Instructions to follow =>
Keep only the lines of the data below that contain "ReLU", and copy them.

# Stored data start

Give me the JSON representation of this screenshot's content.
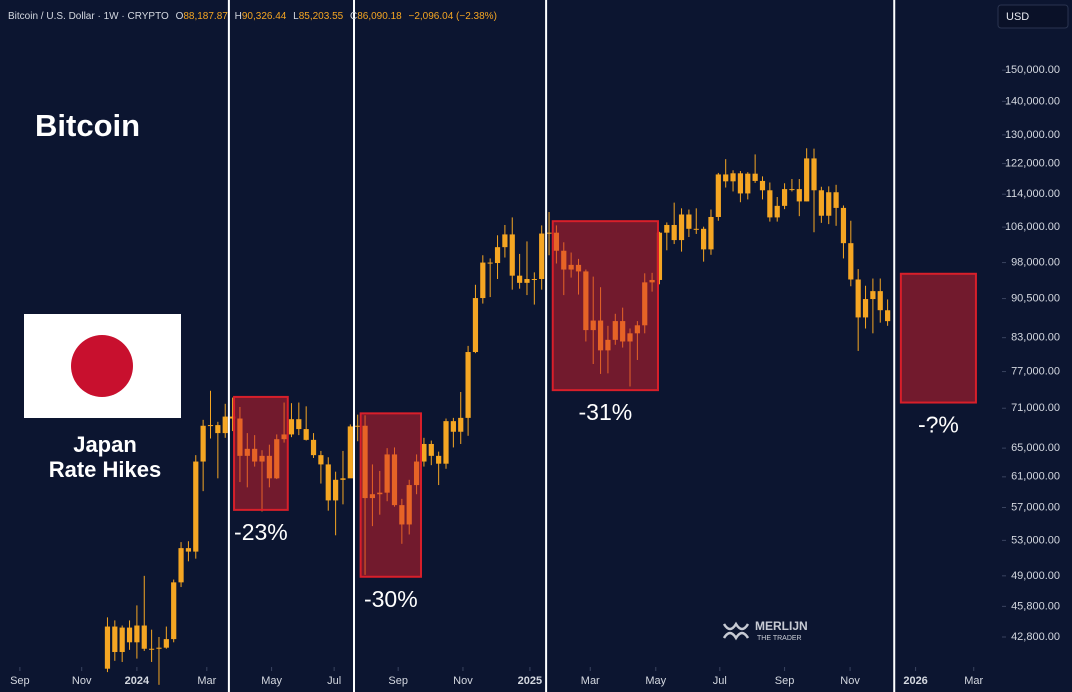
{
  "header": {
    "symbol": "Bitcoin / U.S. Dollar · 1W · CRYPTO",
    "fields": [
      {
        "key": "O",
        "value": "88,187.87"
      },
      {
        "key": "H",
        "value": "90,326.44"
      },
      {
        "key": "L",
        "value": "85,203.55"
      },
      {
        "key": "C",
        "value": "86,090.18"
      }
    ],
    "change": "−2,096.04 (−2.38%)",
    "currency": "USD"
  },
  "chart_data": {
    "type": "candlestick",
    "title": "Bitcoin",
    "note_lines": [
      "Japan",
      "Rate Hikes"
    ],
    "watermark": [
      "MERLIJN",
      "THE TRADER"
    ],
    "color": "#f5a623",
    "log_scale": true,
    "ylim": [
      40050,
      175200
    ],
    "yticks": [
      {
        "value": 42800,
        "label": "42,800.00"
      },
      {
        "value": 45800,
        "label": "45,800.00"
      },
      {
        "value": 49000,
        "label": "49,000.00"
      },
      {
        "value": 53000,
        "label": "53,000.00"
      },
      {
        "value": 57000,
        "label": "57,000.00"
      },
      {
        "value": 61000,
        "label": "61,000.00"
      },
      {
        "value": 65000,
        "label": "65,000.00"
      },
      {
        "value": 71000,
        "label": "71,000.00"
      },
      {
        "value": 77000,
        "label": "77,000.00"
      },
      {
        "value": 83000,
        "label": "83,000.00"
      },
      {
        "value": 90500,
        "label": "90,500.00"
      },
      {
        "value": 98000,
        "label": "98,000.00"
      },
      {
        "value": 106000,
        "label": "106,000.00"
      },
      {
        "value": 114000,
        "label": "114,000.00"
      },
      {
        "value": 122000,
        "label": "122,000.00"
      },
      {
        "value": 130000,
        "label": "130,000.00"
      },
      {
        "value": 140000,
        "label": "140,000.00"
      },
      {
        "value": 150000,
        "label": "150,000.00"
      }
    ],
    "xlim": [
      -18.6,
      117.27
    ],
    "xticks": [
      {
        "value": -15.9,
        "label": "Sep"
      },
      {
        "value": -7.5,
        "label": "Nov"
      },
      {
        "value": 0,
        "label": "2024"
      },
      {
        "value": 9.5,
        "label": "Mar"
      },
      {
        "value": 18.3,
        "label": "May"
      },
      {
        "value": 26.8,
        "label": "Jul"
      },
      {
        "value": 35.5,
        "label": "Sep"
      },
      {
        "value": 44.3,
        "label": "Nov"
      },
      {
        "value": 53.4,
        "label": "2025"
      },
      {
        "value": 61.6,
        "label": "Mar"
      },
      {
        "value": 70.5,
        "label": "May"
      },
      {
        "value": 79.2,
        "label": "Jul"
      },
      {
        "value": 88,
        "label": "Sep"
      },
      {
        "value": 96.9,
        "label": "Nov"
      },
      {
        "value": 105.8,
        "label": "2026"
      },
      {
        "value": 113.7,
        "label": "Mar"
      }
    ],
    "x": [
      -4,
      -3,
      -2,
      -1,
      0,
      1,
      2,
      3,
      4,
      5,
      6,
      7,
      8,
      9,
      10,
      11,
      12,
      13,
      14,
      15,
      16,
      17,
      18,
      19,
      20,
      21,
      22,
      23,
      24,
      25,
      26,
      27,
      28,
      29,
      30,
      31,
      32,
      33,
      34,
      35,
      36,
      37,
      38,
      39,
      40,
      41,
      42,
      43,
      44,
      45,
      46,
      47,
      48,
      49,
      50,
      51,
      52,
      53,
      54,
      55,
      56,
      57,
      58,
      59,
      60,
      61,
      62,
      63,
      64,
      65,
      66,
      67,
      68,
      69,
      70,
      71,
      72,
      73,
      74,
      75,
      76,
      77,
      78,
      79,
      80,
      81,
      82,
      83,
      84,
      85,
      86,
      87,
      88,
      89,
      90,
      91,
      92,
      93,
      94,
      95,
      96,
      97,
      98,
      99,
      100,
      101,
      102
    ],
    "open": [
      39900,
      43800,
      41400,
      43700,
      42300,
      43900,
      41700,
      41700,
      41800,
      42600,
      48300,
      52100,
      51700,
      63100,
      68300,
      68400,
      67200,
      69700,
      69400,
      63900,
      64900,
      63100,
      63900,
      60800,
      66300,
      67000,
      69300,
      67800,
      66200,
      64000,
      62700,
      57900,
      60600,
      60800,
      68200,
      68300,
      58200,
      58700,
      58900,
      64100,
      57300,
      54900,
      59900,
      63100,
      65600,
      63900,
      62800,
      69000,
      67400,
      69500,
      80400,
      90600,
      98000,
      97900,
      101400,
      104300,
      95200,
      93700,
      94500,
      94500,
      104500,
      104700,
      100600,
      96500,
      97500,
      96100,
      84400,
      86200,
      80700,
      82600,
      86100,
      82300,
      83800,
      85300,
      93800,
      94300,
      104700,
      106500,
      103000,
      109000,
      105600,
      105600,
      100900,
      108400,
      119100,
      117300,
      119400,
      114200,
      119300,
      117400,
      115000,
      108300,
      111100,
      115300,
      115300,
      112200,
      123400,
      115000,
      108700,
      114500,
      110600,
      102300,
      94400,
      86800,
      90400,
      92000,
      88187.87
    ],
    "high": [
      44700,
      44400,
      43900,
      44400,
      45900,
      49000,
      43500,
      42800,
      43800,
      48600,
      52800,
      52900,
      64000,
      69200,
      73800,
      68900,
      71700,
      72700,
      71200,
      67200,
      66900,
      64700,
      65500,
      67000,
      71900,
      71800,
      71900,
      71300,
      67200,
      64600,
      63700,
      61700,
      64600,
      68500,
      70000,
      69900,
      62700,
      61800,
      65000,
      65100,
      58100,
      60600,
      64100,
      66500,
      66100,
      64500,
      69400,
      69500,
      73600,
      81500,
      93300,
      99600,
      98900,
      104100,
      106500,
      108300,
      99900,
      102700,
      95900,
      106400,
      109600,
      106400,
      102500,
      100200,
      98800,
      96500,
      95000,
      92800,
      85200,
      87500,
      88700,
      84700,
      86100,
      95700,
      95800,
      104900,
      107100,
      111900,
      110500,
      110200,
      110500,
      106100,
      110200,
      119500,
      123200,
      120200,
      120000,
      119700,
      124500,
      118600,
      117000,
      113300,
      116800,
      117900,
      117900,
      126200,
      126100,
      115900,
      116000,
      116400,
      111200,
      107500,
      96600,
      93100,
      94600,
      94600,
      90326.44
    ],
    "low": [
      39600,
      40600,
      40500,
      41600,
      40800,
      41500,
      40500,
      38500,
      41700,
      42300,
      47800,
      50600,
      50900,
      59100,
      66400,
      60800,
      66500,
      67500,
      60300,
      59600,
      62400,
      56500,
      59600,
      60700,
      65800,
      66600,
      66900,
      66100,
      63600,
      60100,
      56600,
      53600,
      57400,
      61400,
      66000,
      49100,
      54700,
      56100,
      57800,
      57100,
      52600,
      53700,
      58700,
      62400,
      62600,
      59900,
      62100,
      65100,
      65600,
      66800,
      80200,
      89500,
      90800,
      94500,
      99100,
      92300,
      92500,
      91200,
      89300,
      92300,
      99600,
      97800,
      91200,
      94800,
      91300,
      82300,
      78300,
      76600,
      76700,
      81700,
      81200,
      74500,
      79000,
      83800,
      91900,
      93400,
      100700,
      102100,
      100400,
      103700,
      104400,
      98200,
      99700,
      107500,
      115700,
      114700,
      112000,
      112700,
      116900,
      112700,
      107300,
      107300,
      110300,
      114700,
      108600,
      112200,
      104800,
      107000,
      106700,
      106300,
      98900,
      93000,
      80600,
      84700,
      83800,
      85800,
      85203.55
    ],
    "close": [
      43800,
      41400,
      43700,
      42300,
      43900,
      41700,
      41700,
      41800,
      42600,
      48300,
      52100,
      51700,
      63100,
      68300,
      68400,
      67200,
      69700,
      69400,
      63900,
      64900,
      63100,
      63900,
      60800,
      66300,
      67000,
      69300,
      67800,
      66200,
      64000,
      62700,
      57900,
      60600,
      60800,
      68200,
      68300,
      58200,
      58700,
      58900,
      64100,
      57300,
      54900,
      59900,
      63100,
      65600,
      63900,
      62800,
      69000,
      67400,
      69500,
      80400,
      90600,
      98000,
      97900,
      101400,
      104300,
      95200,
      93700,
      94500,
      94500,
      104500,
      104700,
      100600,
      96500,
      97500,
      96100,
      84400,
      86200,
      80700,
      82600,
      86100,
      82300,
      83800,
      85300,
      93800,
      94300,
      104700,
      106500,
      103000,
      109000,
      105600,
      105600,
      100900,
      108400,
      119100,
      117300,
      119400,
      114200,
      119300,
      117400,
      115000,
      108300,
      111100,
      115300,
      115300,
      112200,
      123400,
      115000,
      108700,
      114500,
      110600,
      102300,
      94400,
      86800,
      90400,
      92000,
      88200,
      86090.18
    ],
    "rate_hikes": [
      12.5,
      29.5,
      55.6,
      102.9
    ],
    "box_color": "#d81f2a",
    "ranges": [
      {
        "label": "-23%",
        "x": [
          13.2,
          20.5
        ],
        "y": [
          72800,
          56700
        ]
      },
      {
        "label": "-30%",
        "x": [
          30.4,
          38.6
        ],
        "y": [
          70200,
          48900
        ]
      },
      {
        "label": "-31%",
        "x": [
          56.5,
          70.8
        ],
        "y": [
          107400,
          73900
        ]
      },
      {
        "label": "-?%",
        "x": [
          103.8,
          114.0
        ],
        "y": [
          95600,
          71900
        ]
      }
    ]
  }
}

# Stored data end
# Stored data start

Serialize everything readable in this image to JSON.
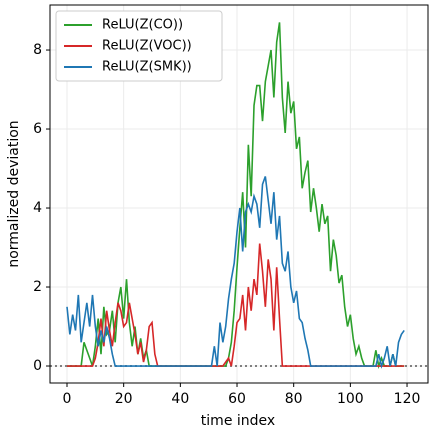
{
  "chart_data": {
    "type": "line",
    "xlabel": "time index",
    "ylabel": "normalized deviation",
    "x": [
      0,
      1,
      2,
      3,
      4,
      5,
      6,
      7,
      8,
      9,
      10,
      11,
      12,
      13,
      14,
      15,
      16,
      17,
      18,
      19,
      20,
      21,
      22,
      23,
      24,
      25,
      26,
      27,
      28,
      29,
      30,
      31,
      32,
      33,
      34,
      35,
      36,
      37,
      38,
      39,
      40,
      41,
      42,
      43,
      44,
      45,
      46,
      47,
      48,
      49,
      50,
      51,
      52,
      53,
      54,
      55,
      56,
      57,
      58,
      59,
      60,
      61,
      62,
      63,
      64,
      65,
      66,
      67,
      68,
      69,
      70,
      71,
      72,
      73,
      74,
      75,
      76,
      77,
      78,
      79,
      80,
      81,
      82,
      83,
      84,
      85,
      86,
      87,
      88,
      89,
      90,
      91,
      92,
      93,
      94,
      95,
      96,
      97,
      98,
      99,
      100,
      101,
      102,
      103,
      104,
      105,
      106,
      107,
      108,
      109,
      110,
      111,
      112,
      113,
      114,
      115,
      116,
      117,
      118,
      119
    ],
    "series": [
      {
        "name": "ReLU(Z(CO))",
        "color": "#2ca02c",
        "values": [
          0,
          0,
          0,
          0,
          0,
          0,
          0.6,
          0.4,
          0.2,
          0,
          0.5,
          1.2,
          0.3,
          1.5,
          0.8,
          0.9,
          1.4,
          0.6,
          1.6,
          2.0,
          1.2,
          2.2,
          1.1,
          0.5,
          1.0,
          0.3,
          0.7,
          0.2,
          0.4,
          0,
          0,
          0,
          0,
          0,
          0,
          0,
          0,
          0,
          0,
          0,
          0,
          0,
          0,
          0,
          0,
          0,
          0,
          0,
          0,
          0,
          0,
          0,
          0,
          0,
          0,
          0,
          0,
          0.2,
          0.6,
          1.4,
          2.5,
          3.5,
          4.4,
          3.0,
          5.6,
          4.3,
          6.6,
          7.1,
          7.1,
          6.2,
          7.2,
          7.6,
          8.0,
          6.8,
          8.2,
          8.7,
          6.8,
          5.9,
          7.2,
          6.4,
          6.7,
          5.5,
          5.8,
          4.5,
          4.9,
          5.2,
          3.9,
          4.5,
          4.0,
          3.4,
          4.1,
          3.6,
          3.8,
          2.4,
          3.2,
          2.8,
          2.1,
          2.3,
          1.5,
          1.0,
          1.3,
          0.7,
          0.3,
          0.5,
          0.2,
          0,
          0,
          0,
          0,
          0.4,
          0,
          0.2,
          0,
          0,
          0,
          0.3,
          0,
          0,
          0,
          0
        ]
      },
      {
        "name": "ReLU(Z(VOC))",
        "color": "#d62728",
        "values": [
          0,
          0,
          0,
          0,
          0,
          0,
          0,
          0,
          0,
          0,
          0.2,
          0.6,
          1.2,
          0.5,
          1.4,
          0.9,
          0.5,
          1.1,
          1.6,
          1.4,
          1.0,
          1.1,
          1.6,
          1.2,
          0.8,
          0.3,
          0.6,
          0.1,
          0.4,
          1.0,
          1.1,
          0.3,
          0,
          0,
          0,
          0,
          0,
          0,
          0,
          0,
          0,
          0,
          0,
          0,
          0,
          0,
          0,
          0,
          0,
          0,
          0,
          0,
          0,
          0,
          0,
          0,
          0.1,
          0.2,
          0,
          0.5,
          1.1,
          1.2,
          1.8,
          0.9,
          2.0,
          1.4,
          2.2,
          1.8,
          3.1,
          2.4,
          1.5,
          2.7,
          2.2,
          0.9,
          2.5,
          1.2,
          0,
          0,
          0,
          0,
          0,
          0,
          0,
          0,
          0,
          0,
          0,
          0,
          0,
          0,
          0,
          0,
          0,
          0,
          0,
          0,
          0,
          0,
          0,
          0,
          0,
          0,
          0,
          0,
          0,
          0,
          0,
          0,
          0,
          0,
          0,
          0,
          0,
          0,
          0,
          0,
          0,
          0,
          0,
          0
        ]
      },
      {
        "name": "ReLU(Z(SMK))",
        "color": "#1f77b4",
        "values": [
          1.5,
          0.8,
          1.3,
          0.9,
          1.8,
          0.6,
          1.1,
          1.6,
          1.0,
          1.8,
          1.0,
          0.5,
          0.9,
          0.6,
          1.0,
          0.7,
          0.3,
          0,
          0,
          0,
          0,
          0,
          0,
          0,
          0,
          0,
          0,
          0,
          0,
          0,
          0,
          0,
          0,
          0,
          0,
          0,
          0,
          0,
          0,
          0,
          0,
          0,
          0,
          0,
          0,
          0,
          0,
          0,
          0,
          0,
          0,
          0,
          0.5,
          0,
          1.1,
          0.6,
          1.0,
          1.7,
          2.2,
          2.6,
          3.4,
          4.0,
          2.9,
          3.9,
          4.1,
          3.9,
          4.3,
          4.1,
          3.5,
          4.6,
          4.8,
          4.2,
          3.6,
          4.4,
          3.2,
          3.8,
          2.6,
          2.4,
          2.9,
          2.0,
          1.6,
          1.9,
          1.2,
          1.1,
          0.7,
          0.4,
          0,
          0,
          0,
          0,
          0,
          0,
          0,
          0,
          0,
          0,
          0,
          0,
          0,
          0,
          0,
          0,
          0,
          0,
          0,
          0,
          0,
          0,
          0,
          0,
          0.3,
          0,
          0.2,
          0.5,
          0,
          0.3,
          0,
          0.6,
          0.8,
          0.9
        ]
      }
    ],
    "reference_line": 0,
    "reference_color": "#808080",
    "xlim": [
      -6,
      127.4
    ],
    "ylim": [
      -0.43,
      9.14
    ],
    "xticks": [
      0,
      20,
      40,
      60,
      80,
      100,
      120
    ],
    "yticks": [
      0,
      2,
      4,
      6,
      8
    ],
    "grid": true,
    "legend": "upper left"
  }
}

# Stored data end

Reply =>
        "name": "ReLU(Z(CO))",
        "name": "ReLU(Z(VOC))",
        "name": "ReLU(Z(SMK))",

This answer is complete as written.